* **Your task**
Copy the records below exactly, leaving out any pictures.

# Exercise inputs start

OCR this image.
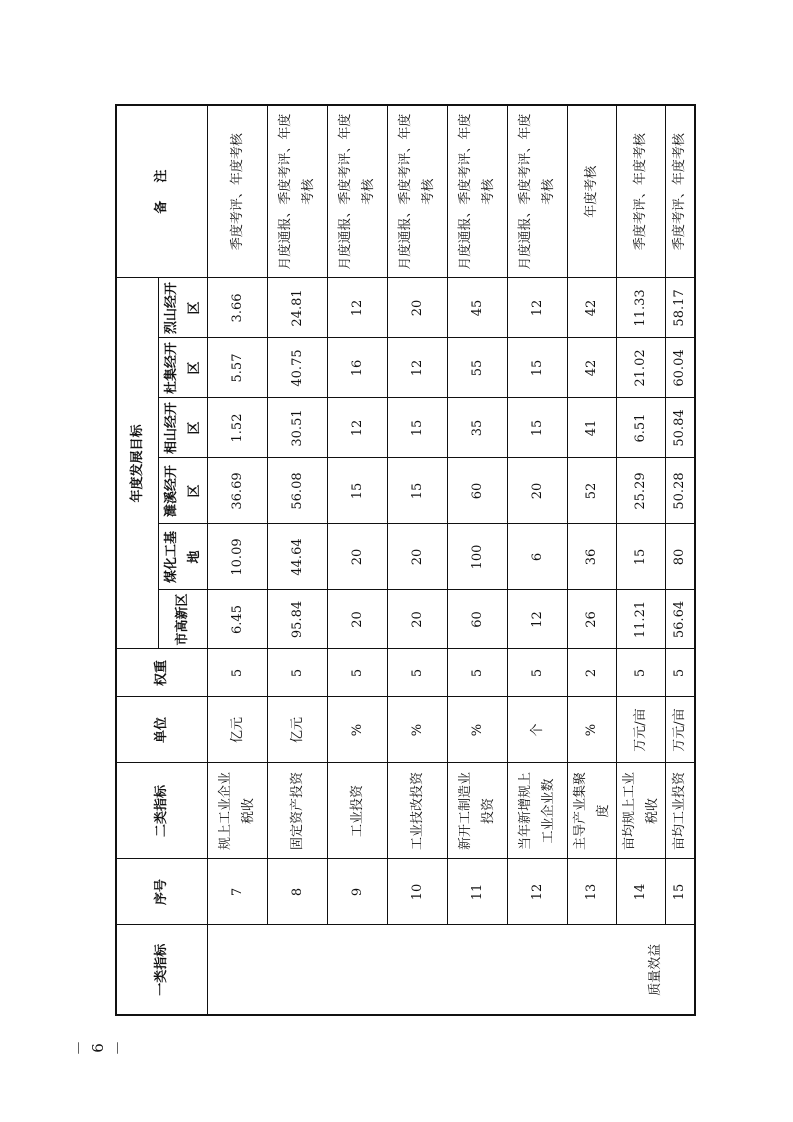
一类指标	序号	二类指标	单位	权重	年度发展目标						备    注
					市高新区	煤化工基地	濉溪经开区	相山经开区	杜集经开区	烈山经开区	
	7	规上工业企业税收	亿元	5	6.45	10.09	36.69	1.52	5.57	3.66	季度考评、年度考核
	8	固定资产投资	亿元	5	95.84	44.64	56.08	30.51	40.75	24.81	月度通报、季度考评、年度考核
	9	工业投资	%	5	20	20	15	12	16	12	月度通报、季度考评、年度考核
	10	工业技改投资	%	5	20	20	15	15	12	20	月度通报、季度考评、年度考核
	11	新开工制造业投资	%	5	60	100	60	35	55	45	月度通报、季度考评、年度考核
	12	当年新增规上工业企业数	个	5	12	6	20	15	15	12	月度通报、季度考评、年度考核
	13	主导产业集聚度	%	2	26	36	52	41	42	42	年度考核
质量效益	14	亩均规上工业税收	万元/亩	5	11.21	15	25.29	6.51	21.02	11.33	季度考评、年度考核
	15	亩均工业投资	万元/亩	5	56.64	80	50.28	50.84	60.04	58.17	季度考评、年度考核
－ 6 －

# Exercise inputs end

* **Response**
OCR this image.
一类指标	序号	二类指标	单位	权重	年度发展目标						备    注
					市高新区	煤化工基地	濉溪经开区	相山经开区	杜集经开区	烈山经开区	
	7	规上工业企业税收	亿元	5	6.45	10.09	36.69	1.52	5.57	3.66	季度考评、年度考核
	8	固定资产投资	亿元	5	95.84	44.64	56.08	30.51	40.75	24.81	月度通报、季度考评、年度考核
	9	工业投资	%	5	20	20	15	12	16	12	月度通报、季度考评、年度考核
	10	工业技改投资	%	5	20	20	15	15	12	20	月度通报、季度考评、年度考核
	11	新开工制造业投资	%	5	60	100	60	35	55	45	月度通报、季度考评、年度考核
	12	当年新增规上工业企业数	个	5	12	6	20	15	15	12	月度通报、季度考评、年度考核
	13	主导产业集聚度	%	2	26	36	52	41	42	42	年度考核
质量效益	14	亩均规上工业税收	万元/亩	5	11.21	15	25.29	6.51	21.02	11.33	季度考评、年度考核
	15	亩均工业投资	万元/亩	5	56.64	80	50.28	50.84	60.04	58.17	季度考评、年度考核
－ 6 －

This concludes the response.